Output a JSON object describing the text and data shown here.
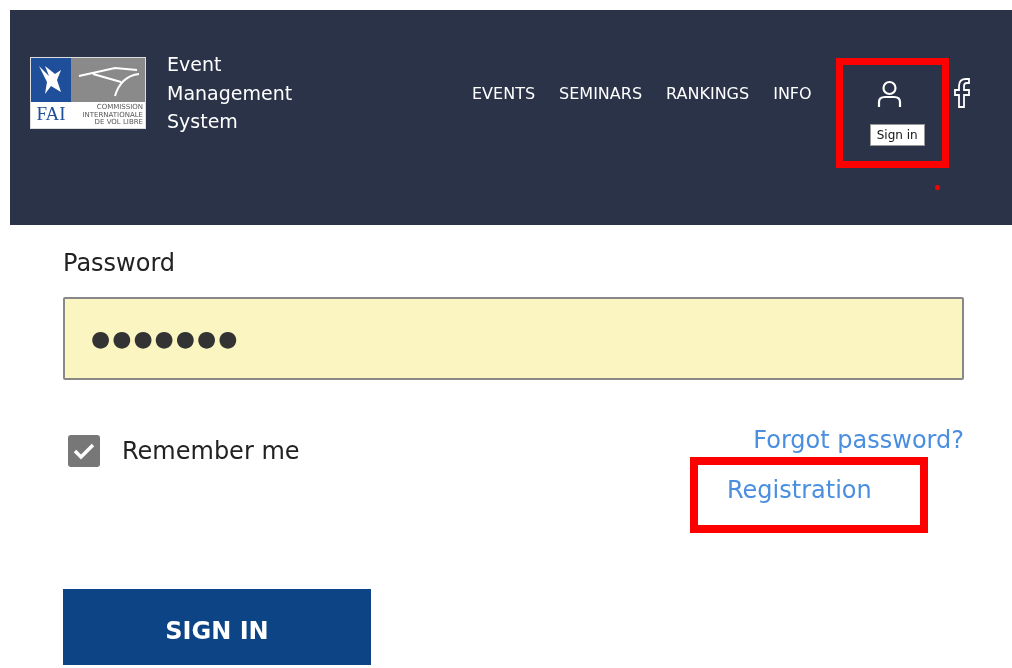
{
  "header": {
    "logo": {
      "letters": "FAI",
      "caption": [
        "COMMISSION",
        "INTERNATIONALE",
        "DE VOL LIBRE"
      ]
    },
    "title": [
      "Event",
      "Management",
      "System"
    ],
    "nav": [
      {
        "label": "EVENTS"
      },
      {
        "label": "SEMINARS"
      },
      {
        "label": "RANKINGS"
      },
      {
        "label": "INFO"
      }
    ],
    "account": {
      "tooltip": "Sign in",
      "highlighted": true
    },
    "annotation_dot": true
  },
  "form": {
    "password": {
      "label": "Password",
      "value": "●●●●●●●"
    },
    "remember": {
      "label": "Remember me",
      "checked": true
    },
    "links": [
      {
        "label": "Forgot password?",
        "highlighted": false
      },
      {
        "label": "Registration",
        "highlighted": true
      }
    ],
    "submit": "SIGN IN"
  }
}
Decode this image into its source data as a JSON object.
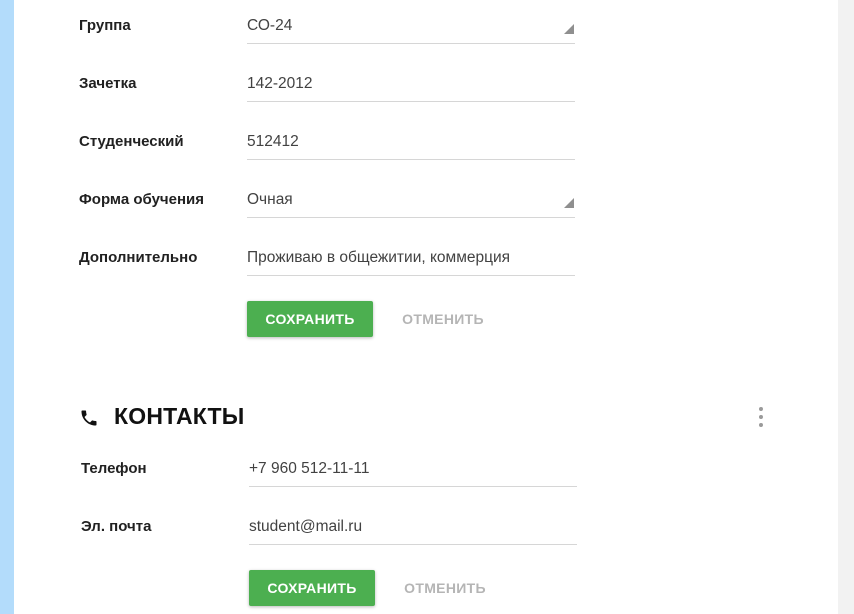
{
  "colors": {
    "accent_green": "#4caf50",
    "side_strip": "#b3dcfb",
    "cancel_text": "#b5b5b5"
  },
  "profile": {
    "fields": [
      {
        "label": "Группа",
        "value": "СО-24",
        "type": "select"
      },
      {
        "label": "Зачетка",
        "value": "142-2012",
        "type": "text"
      },
      {
        "label": "Студенческий",
        "value": "512412",
        "type": "text"
      },
      {
        "label": "Форма обучения",
        "value": "Очная",
        "type": "select"
      },
      {
        "label": "Дополнительно",
        "value": "Проживаю в общежитии, коммерция",
        "type": "text"
      }
    ],
    "save_label": "СОХРАНИТЬ",
    "cancel_label": "ОТМЕНИТЬ"
  },
  "contacts": {
    "title": "КОНТАКТЫ",
    "icon": "phone-icon",
    "menu_icon": "more-vert-icon",
    "fields": [
      {
        "label": "Телефон",
        "value": "+7 960 512-11-11",
        "type": "text"
      },
      {
        "label": "Эл. почта",
        "value": "student@mail.ru",
        "type": "text"
      }
    ],
    "save_label": "СОХРАНИТЬ",
    "cancel_label": "ОТМЕНИТЬ"
  }
}
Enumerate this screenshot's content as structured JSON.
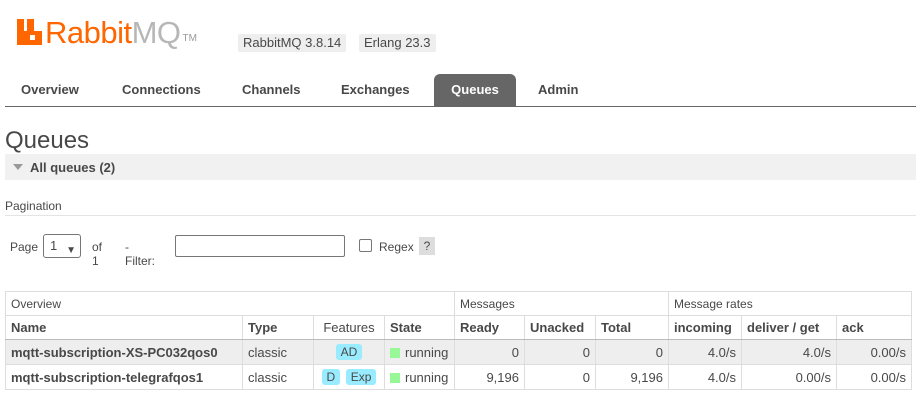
{
  "header": {
    "logo_text_1": "Rabbit",
    "logo_text_2": "MQ",
    "logo_tm": "TM",
    "rabbitmq_version": "RabbitMQ 3.8.14",
    "erlang_version": "Erlang 23.3"
  },
  "tabs": [
    {
      "label": "Overview"
    },
    {
      "label": "Connections"
    },
    {
      "label": "Channels"
    },
    {
      "label": "Exchanges"
    },
    {
      "label": "Queues"
    },
    {
      "label": "Admin"
    }
  ],
  "active_tab": "Queues",
  "page": {
    "title": "Queues",
    "section_label": "All queues (2)",
    "pagination_label": "Pagination"
  },
  "filter": {
    "page_label": "Page",
    "page_value": "1",
    "of_label": "of 1",
    "filter_label": "- Filter:",
    "filter_value": "",
    "regex_label": "Regex",
    "regex_checked": false,
    "help_label": "?"
  },
  "table": {
    "groups": [
      "Overview",
      "Messages",
      "Message rates"
    ],
    "columns": [
      "Name",
      "Type",
      "Features",
      "State",
      "Ready",
      "Unacked",
      "Total",
      "incoming",
      "deliver / get",
      "ack"
    ],
    "rows": [
      {
        "name": "mqtt-subscription-XS-PC032qos0",
        "type": "classic",
        "features": [
          "AD"
        ],
        "state": "running",
        "ready": "0",
        "unacked": "0",
        "total": "0",
        "incoming": "4.0/s",
        "deliver_get": "4.0/s",
        "ack": "0.00/s"
      },
      {
        "name": "mqtt-subscription-telegrafqos1",
        "type": "classic",
        "features": [
          "D",
          "Exp"
        ],
        "state": "running",
        "ready": "9,196",
        "unacked": "0",
        "total": "9,196",
        "incoming": "4.0/s",
        "deliver_get": "0.00/s",
        "ack": "0.00/s"
      }
    ]
  },
  "colors": {
    "brand": "#ff6600",
    "tab_active_bg": "#666666",
    "feature_badge": "#99ebff",
    "state_running": "#98f898"
  }
}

+ + + + + + +

• _TASK DESCRIPTION_
In your copy, repeat each record exactly and include no pictures.

• _EXPECTED ANSWER_
Output a JSON object describing the text and data shown here.
{
  "header": {
    "logo": {
      "letters": "FAI",
      "caption": [
        "COMMISSION",
        "INTERNATIONALE",
        "DE VOL LIBRE"
      ]
    },
    "title": [
      "Event",
      "Management",
      "System"
    ],
    "nav": [
      {
        "label": "EVENTS"
      },
      {
        "label": "SEMINARS"
      },
      {
        "label": "RANKINGS"
      },
      {
        "label": "INFO"
      }
    ],
    "account": {
      "tooltip": "Sign in",
      "highlighted": true
    },
    "annotation_dot": true
  },
  "form": {
    "password": {
      "label": "Password",
      "value": "●●●●●●●"
    },
    "remember": {
      "label": "Remember me",
      "checked": true
    },
    "links": [
      {
        "label": "Forgot password?",
        "highlighted": false
      },
      {
        "label": "Registration",
        "highlighted": true
      }
    ],
    "submit": "SIGN IN"
  }
}
Decode this image into its source data as a JSON object.
{
  "colors": {
    "accent_green": "#4caf50",
    "side_strip": "#b3dcfb",
    "cancel_text": "#b5b5b5"
  },
  "profile": {
    "fields": [
      {
        "label": "Группа",
        "value": "СО-24",
        "type": "select"
      },
      {
        "label": "Зачетка",
        "value": "142-2012",
        "type": "text"
      },
      {
        "label": "Студенческий",
        "value": "512412",
        "type": "text"
      },
      {
        "label": "Форма обучения",
        "value": "Очная",
        "type": "select"
      },
      {
        "label": "Дополнительно",
        "value": "Проживаю в общежитии, коммерция",
        "type": "text"
      }
    ],
    "save_label": "СОХРАНИТЬ",
    "cancel_label": "ОТМЕНИТЬ"
  },
  "contacts": {
    "title": "КОНТАКТЫ",
    "icon": "phone-icon",
    "menu_icon": "more-vert-icon",
    "fields": [
      {
        "label": "Телефон",
        "value": "+7 960 512-11-11",
        "type": "text"
      },
      {
        "label": "Эл. почта",
        "value": "student@mail.ru",
        "type": "text"
      }
    ],
    "save_label": "СОХРАНИТЬ",
    "cancel_label": "ОТМЕНИТЬ"
  }
}
Enumerate this screenshot's content as structured JSON.
{
  "header": {
    "logo_text_1": "Rabbit",
    "logo_text_2": "MQ",
    "logo_tm": "TM",
    "rabbitmq_version": "RabbitMQ 3.8.14",
    "erlang_version": "Erlang 23.3"
  },
  "tabs": [
    {
      "label": "Overview"
    },
    {
      "label": "Connections"
    },
    {
      "label": "Channels"
    },
    {
      "label": "Exchanges"
    },
    {
      "label": "Queues"
    },
    {
      "label": "Admin"
    }
  ],
  "active_tab": "Queues",
  "page": {
    "title": "Queues",
    "section_label": "All queues (2)",
    "pagination_label": "Pagination"
  },
  "filter": {
    "page_label": "Page",
    "page_value": "1",
    "of_label": "of 1",
    "filter_label": "- Filter:",
    "filter_value": "",
    "regex_label": "Regex",
    "regex_checked": false,
    "help_label": "?"
  },
  "table": {
    "groups": [
      "Overview",
      "Messages",
      "Message rates"
    ],
    "columns": [
      "Name",
      "Type",
      "Features",
      "State",
      "Ready",
      "Unacked",
      "Total",
      "incoming",
      "deliver / get",
      "ack"
    ],
    "rows": [
      {
        "name": "mqtt-subscription-XS-PC032qos0",
        "type": "classic",
        "features": [
          "AD"
        ],
        "state": "running",
        "ready": "0",
        "unacked": "0",
        "total": "0",
        "incoming": "4.0/s",
        "deliver_get": "4.0/s",
        "ack": "0.00/s"
      },
      {
        "name": "mqtt-subscription-telegrafqos1",
        "type": "classic",
        "features": [
          "D",
          "Exp"
        ],
        "state": "running",
        "ready": "9,196",
        "unacked": "0",
        "total": "9,196",
        "incoming": "4.0/s",
        "deliver_get": "0.00/s",
        "ack": "0.00/s"
      }
    ]
  },
  "colors": {
    "brand": "#ff6600",
    "tab_active_bg": "#666666",
    "feature_badge": "#99ebff",
    "state_running": "#98f898"
  }
}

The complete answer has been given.